Format the lines between the one containing "colorbar-swatch bbox=[663, 234, 680, 249]" and the one containing "wave-red-2 bbox=[450, 138, 470, 154]", inclusive, as a Markdown table with the columns "No." and "Line Text", omitting any blank lines.

-------

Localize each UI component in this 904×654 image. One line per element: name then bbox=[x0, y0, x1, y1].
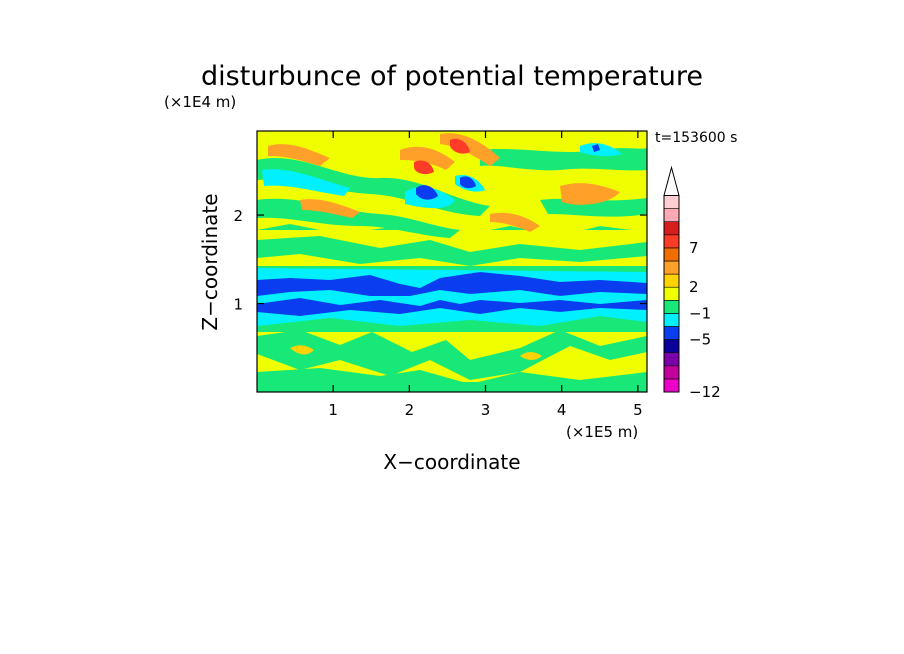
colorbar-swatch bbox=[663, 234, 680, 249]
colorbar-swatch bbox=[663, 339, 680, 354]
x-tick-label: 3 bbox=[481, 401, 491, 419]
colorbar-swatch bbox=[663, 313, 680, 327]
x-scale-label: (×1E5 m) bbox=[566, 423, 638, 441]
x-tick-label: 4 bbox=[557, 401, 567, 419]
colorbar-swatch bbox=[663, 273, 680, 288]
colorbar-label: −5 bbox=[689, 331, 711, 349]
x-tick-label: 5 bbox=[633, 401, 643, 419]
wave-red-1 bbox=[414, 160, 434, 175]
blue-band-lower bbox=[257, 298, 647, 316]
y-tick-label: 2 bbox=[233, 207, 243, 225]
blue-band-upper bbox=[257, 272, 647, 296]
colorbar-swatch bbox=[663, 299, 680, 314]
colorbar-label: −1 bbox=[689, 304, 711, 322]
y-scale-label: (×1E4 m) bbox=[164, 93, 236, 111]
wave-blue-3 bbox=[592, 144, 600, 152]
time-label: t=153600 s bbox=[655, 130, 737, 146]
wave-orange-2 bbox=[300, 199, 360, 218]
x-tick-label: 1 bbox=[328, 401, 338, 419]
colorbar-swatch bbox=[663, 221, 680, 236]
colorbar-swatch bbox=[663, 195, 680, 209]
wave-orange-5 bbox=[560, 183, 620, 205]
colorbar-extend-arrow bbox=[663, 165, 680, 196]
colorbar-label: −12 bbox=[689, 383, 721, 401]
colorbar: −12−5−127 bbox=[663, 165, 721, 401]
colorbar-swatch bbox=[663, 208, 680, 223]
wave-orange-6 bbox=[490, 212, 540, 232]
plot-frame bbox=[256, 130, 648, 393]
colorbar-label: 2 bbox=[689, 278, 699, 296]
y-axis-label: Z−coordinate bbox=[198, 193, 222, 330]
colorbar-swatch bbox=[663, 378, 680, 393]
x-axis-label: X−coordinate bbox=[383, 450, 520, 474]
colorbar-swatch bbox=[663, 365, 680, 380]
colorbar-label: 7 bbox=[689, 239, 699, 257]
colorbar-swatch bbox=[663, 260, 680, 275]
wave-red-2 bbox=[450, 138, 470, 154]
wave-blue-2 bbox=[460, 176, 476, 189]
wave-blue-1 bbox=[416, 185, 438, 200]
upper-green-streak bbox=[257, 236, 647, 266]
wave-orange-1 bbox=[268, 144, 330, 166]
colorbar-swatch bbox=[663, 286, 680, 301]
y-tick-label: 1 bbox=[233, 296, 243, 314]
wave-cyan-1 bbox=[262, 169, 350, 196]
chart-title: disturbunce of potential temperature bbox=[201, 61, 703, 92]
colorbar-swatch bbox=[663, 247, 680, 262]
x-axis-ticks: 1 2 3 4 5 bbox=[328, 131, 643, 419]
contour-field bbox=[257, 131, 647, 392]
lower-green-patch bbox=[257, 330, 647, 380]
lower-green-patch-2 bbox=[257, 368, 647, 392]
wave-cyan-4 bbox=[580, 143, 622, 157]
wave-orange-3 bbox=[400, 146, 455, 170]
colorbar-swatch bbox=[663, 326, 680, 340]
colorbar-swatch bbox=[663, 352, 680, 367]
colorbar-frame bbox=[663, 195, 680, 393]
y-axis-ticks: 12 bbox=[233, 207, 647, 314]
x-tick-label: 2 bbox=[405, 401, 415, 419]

-------

CORRECT RESPONSE =
| No. | Line Text |
|---|---|
| 1 | colorbar-swatch bbox=[663, 234, 680, 249] |
| 2 | colorbar-swatch bbox=[663, 339, 680, 354] |
| 3 | x-tick-label: 3 bbox=[481, 401, 491, 419] |
| 4 | colorbar-swatch bbox=[663, 313, 680, 327] |
| 5 | x-scale-label: (×1E5 m) bbox=[566, 423, 638, 441] |
| 6 | x-tick-label: 4 bbox=[557, 401, 567, 419] |
| 7 | colorbar-swatch bbox=[663, 273, 680, 288] |
| 8 | colorbar-label: −5 bbox=[689, 331, 711, 349] |
| 9 | x-tick-label: 5 bbox=[633, 401, 643, 419] |
| 10 | wave-red-1 bbox=[414, 160, 434, 175] |
| 11 | blue-band-lower bbox=[257, 298, 647, 316] |
| 12 | y-tick-label: 2 bbox=[233, 207, 243, 225] |
| 13 | blue-band-upper bbox=[257, 272, 647, 296] |
| 14 | colorbar-swatch bbox=[663, 299, 680, 314] |
| 15 | colorbar-label: −1 bbox=[689, 304, 711, 322] |
| 16 | y-scale-label: (×1E4 m) bbox=[164, 93, 236, 111] |
| 17 | wave-blue-3 bbox=[592, 144, 600, 152] |
| 18 | time-label: t=153600 s bbox=[655, 130, 737, 146] |
| 19 | wave-orange-2 bbox=[300, 199, 360, 218] |
| 20 | x-tick-label: 1 bbox=[328, 401, 338, 419] |
| 21 | colorbar-swatch bbox=[663, 221, 680, 236] |
| 22 | colorbar-swatch bbox=[663, 195, 680, 209] |
| 23 | wave-orange-5 bbox=[560, 183, 620, 205] |
| 24 | colorbar-extend-arrow bbox=[663, 165, 680, 196] |
| 25 | colorbar-label: −12 bbox=[689, 383, 721, 401] |
| 26 | colorbar: −12−5−127 bbox=[663, 165, 721, 401] |
| 27 | colorbar-swatch bbox=[663, 208, 680, 223] |
| 28 | wave-orange-6 bbox=[490, 212, 540, 232] |
| 29 | plot-frame bbox=[256, 130, 648, 393] |
| 30 | colorbar-label: 2 bbox=[689, 278, 699, 296] |
| 31 | y-axis-label: Z−coordinate bbox=[198, 193, 222, 330] |
| 32 | colorbar-swatch bbox=[663, 378, 680, 393] |
| 33 | x-axis-label: X−coordinate bbox=[383, 450, 520, 474] |
| 34 | colorbar-swatch bbox=[663, 365, 680, 380] |
| 35 | colorbar-label: 7 bbox=[689, 239, 699, 257] |
| 36 | colorbar-swatch bbox=[663, 260, 680, 275] |
| 37 | wave-red-2 bbox=[450, 138, 470, 154] |